- _The request_:
Retype the records below word for word and omit any image.

(Recorded data)

####

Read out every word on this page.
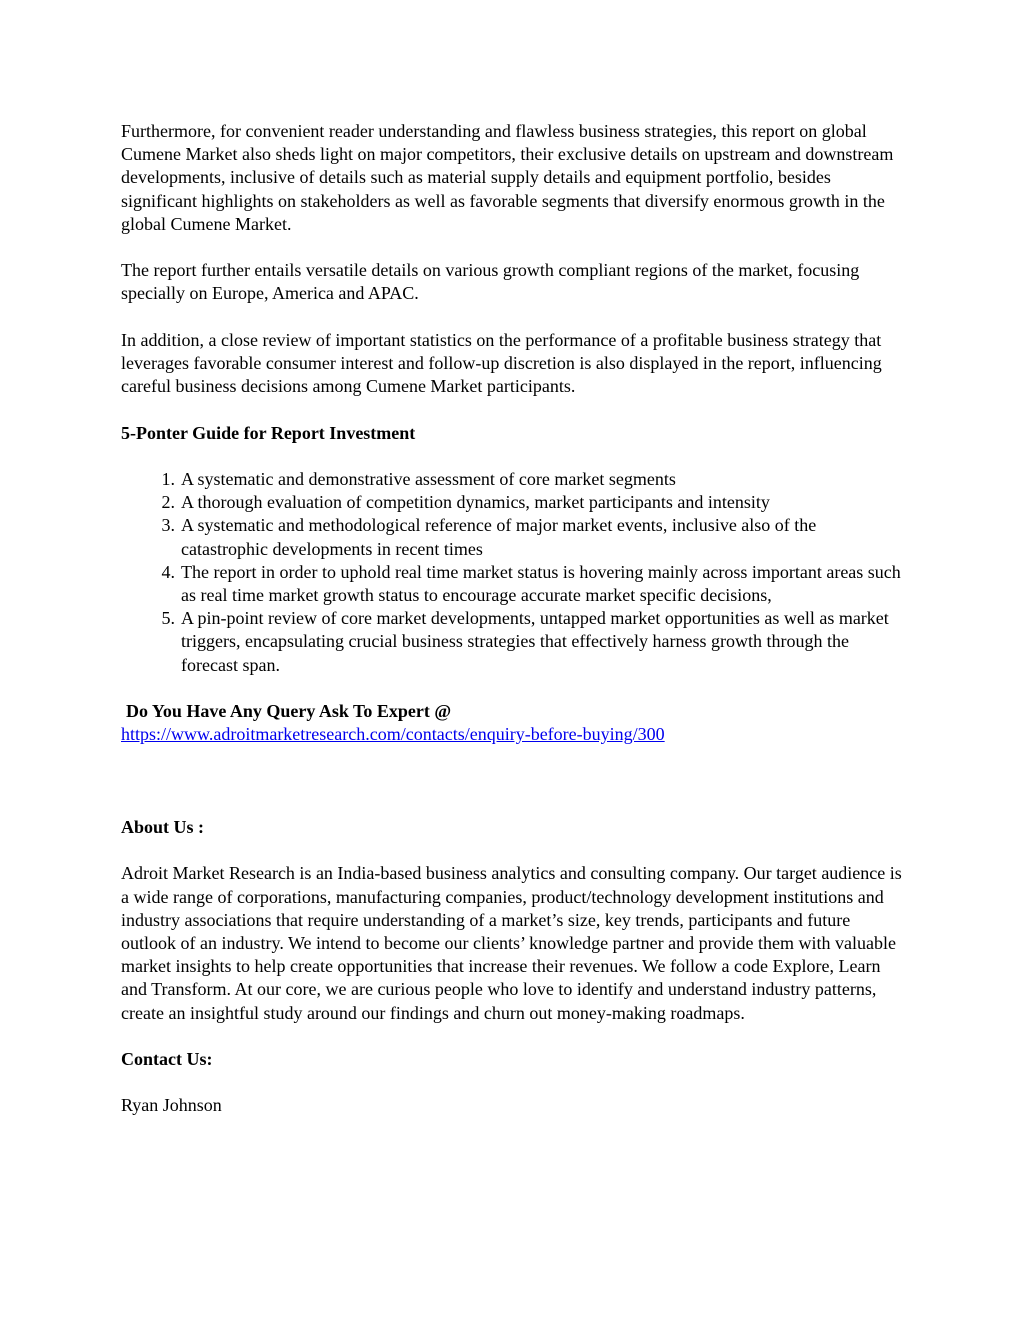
Furthermore, for convenient reader understanding and flawless business strategies, this report on global Cumene Market also sheds light on major competitors, their exclusive details on upstream and downstream developments, inclusive of details such as material supply details and equipment portfolio, besides significant highlights on stakeholders as well as favorable segments that diversify enormous growth in the global Cumene Market.

The report further entails versatile details on various growth compliant regions of the market, focusing specially on Europe, America and APAC.

In addition, a close review of important statistics on the performance of a profitable business strategy that leverages favorable consumer interest and follow-up discretion is also displayed in the report, influencing careful business decisions among Cumene Market participants.

5-Ponter Guide for Report Investment

1. A systematic and demonstrative assessment of core market segments
2. A thorough evaluation of competition dynamics, market participants and intensity
3. A systematic and methodological reference of major market events, inclusive also of the catastrophic developments in recent times
4. The report in order to uphold real time market status is hovering mainly across important areas such as real time market growth status to encourage accurate market specific decisions,
5. A pin-point review of core market developments, untapped market opportunities as well as market triggers, encapsulating crucial business strategies that effectively harness growth through the forecast span.

Do You Have Any Query Ask To Expert @

https://www.adroitmarketresearch.com/contacts/enquiry-before-buying/300

About Us :

Adroit Market Research is an India-based business analytics and consulting company. Our target audience is a wide range of corporations, manufacturing companies, product/technology development institutions and industry associations that require understanding of a market’s size, key trends, participants and future outlook of an industry. We intend to become our clients’ knowledge partner and provide them with valuable market insights to help create opportunities that increase their revenues. We follow a code Explore, Learn and Transform. At our core, we are curious people who love to identify and understand industry patterns, create an insightful study around our findings and churn out money-making roadmaps.

Contact Us:

Ryan Johnson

####

- _Output for this exercise_:
Read out every word on this page.
Furthermore, for convenient reader understanding and flawless business strategies, this report on global Cumene Market also sheds light on major competitors, their exclusive details on upstream and downstream developments, inclusive of details such as material supply details and equipment portfolio, besides significant highlights on stakeholders as well as favorable segments that diversify enormous growth in the global Cumene Market.

The report further entails versatile details on various growth compliant regions of the market, focusing specially on Europe, America and APAC.

In addition, a close review of important statistics on the performance of a profitable business strategy that leverages favorable consumer interest and follow-up discretion is also displayed in the report, influencing careful business decisions among Cumene Market participants.

5-Ponter Guide for Report Investment

1. A systematic and demonstrative assessment of core market segments
2. A thorough evaluation of competition dynamics, market participants and intensity
3. A systematic and methodological reference of major market events, inclusive also of the catastrophic developments in recent times
4. The report in order to uphold real time market status is hovering mainly across important areas such as real time market growth status to encourage accurate market specific decisions,
5. A pin-point review of core market developments, untapped market opportunities as well as market triggers, encapsulating crucial business strategies that effectively harness growth through the forecast span.

Do You Have Any Query Ask To Expert @

https://www.adroitmarketresearch.com/contacts/enquiry-before-buying/300

About Us :

Adroit Market Research is an India-based business analytics and consulting company. Our target audience is a wide range of corporations, manufacturing companies, product/technology development institutions and industry associations that require understanding of a market’s size, key trends, participants and future outlook of an industry. We intend to become our clients’ knowledge partner and provide them with valuable market insights to help create opportunities that increase their revenues. We follow a code Explore, Learn and Transform. At our core, we are curious people who love to identify and understand industry patterns, create an insightful study around our findings and churn out money-making roadmaps.

Contact Us:

Ryan Johnson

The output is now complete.